◆ GIVEN EXERCISE: Extract every line below that contains the word "commands".

◆ THE DATA:
-- Start --
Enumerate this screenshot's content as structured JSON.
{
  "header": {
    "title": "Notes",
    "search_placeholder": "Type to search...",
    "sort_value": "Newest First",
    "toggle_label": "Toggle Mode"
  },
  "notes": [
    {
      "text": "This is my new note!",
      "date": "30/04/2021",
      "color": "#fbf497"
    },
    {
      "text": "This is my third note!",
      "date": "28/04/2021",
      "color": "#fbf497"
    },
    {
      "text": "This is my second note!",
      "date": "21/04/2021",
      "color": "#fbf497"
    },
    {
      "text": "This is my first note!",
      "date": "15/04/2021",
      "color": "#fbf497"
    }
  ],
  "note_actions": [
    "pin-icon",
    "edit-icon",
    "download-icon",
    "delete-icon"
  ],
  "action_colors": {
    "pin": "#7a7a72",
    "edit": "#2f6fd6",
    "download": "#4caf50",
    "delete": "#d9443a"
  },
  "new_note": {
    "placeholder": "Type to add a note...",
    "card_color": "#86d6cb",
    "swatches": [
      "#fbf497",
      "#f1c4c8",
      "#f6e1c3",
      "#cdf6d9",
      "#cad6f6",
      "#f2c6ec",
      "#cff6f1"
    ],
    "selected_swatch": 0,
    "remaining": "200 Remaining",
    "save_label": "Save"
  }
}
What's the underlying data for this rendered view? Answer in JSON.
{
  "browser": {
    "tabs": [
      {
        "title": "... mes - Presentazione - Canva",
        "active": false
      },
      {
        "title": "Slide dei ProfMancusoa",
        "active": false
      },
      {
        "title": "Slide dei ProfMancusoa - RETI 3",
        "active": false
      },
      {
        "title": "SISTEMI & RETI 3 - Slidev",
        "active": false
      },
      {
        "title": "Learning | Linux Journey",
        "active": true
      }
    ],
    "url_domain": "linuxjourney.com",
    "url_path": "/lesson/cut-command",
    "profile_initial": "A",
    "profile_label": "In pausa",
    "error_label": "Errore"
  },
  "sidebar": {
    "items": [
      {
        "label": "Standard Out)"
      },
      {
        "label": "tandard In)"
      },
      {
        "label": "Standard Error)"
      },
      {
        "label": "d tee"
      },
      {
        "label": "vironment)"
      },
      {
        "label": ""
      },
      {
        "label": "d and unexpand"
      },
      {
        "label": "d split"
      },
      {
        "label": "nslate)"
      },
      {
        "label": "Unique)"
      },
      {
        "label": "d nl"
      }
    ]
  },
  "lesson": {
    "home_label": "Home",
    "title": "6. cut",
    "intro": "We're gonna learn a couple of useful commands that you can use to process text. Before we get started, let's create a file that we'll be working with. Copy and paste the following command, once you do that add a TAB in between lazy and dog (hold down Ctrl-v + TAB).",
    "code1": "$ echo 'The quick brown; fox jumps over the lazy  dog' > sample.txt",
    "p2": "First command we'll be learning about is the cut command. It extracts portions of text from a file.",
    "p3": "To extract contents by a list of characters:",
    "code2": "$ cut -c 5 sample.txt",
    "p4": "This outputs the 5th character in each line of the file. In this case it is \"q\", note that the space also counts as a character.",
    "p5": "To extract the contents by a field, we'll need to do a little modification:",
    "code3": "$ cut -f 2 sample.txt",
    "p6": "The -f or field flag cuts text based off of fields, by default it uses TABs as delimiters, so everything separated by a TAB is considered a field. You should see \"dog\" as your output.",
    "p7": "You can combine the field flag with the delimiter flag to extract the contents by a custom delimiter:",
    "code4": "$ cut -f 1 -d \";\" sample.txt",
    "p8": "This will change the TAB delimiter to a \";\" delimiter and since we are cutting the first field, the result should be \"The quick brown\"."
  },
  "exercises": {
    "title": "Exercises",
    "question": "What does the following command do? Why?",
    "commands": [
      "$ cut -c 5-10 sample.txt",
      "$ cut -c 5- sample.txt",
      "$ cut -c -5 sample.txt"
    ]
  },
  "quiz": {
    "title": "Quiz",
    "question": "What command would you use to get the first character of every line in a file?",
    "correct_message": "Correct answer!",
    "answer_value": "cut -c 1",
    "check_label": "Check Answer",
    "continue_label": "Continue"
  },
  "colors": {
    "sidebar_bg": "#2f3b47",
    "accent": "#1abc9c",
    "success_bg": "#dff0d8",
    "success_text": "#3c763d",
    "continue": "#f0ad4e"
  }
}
-- End --
◆ WORKED ANSWER:
    "intro": "We're gonna learn a couple of useful commands that you can use to process text. Before we get started, let's create a file that we'll be working with. Copy and paste the following command, once you do that add a TAB in between lazy and dog (hold down Ctrl-v + TAB).",
    "commands": [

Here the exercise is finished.